- [Brief]:
Go through the listing beneath this task and return every line that carries the string "frente".

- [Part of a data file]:

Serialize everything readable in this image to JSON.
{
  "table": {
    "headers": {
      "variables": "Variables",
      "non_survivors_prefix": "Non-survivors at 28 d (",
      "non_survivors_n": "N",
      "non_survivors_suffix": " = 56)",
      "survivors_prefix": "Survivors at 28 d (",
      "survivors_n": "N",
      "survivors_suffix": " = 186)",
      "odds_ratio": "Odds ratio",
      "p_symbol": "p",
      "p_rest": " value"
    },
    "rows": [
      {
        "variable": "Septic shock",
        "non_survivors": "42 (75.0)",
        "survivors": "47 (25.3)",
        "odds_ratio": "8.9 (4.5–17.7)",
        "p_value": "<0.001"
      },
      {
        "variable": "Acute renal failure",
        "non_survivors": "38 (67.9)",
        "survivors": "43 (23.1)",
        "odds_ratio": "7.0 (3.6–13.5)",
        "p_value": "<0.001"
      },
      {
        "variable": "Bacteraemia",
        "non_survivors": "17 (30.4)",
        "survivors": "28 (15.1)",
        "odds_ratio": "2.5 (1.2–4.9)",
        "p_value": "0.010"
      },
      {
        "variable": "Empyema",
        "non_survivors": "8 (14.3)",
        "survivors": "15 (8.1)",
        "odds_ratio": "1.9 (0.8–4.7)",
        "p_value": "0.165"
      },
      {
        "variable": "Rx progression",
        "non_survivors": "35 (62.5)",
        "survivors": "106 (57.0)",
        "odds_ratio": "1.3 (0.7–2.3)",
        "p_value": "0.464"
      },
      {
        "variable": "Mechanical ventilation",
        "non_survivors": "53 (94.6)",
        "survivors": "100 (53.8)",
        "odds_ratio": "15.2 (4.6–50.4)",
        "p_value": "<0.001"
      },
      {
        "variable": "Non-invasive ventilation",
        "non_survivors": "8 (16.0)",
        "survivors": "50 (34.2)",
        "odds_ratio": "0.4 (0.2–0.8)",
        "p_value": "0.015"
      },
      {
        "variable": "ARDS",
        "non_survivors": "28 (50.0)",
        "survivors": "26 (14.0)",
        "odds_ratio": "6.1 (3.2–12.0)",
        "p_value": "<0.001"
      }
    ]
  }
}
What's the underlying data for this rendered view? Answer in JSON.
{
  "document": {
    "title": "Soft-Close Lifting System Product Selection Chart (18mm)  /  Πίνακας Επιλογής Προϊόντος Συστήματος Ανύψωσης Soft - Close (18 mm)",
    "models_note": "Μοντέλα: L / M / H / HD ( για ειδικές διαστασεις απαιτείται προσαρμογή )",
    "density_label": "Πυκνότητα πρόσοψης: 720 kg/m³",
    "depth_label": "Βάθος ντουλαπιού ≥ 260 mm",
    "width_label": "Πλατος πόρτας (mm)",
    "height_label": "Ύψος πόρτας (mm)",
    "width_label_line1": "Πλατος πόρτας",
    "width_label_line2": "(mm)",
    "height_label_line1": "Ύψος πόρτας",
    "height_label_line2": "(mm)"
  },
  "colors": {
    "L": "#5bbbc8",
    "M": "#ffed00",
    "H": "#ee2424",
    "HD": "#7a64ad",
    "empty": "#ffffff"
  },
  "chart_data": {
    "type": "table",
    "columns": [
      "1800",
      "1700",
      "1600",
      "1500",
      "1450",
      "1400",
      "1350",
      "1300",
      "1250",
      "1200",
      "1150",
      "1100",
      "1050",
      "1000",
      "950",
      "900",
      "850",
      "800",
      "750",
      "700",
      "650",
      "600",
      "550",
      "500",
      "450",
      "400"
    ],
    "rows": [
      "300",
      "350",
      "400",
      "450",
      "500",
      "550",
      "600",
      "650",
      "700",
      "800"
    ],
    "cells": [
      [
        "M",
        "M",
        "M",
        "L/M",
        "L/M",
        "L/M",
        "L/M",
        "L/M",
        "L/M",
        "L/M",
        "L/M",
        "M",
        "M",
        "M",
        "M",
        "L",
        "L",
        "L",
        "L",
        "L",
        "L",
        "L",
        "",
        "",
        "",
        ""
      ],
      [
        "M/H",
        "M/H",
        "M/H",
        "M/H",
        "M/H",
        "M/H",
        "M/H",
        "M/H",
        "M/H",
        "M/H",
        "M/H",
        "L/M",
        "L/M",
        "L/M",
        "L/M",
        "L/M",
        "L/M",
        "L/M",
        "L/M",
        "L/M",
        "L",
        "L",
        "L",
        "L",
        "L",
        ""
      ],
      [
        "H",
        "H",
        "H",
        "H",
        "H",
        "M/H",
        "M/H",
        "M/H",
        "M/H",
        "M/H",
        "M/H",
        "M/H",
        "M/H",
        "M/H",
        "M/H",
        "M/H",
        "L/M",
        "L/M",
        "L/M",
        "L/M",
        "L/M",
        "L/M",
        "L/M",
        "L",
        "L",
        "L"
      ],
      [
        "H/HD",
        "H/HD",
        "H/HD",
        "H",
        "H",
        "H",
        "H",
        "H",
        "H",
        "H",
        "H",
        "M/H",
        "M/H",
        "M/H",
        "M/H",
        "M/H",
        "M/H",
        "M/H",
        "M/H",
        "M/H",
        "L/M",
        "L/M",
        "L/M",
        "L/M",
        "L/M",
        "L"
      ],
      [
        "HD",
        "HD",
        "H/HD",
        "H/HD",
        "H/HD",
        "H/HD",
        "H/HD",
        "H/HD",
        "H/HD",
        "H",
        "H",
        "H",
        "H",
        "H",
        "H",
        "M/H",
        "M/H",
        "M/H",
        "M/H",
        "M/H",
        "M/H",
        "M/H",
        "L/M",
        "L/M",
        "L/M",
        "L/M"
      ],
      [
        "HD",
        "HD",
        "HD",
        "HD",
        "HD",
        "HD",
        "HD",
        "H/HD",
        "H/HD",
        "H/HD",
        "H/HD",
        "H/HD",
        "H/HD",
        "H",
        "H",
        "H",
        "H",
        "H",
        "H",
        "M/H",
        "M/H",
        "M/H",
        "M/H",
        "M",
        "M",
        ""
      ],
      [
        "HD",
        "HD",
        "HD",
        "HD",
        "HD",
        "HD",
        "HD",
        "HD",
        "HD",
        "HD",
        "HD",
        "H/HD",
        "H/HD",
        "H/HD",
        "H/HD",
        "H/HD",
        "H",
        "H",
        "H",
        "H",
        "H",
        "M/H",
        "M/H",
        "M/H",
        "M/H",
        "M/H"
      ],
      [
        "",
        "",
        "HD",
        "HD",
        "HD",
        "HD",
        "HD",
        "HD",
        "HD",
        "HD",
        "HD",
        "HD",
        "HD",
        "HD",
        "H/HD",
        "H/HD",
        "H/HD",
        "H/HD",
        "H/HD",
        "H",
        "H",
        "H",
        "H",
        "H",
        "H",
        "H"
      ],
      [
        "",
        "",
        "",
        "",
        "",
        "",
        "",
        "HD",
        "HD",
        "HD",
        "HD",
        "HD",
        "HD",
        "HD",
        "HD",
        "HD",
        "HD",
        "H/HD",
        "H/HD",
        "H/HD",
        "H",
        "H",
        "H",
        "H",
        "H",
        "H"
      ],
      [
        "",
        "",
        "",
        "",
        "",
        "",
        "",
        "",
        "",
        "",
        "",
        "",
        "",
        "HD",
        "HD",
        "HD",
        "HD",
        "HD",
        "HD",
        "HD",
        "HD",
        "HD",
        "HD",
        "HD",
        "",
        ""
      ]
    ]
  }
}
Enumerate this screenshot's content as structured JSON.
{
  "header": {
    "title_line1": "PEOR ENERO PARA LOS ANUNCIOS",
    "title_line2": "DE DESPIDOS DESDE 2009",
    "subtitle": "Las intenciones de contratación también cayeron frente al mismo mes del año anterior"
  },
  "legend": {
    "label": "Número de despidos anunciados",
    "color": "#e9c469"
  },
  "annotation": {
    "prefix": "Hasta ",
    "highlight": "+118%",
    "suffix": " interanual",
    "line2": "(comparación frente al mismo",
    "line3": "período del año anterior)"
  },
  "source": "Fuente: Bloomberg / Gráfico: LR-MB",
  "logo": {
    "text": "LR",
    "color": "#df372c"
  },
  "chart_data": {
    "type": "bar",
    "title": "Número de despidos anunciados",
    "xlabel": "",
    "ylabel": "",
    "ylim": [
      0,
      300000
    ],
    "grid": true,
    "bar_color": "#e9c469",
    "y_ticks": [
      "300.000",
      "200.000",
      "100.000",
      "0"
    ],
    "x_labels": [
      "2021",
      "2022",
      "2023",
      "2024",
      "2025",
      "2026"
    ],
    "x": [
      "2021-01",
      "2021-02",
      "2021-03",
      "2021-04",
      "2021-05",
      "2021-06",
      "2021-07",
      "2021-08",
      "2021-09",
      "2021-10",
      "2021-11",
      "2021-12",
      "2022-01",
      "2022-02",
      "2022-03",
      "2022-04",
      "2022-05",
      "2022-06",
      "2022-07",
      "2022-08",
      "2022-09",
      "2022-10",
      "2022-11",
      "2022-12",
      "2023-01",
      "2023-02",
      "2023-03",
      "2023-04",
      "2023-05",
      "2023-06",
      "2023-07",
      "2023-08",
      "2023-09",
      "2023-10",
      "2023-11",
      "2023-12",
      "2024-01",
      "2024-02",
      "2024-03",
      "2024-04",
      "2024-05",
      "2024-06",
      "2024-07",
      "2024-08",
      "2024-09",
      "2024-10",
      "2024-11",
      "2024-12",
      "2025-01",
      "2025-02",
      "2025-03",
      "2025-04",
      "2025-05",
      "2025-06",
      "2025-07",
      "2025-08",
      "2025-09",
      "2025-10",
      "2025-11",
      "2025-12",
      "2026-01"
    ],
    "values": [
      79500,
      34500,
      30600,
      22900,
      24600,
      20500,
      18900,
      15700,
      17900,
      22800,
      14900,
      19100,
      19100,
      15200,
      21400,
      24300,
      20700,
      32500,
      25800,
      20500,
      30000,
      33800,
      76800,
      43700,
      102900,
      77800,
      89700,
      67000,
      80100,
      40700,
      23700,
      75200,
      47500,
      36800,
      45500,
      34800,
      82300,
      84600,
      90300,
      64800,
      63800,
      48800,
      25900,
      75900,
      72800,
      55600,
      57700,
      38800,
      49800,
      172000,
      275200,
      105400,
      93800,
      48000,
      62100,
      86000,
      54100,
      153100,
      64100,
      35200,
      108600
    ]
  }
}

- [Reply]:
    "subtitle": "Las intenciones de contratación también cayeron frente al mismo mes del año anterior"
    "line2": "(comparación frente al mismo",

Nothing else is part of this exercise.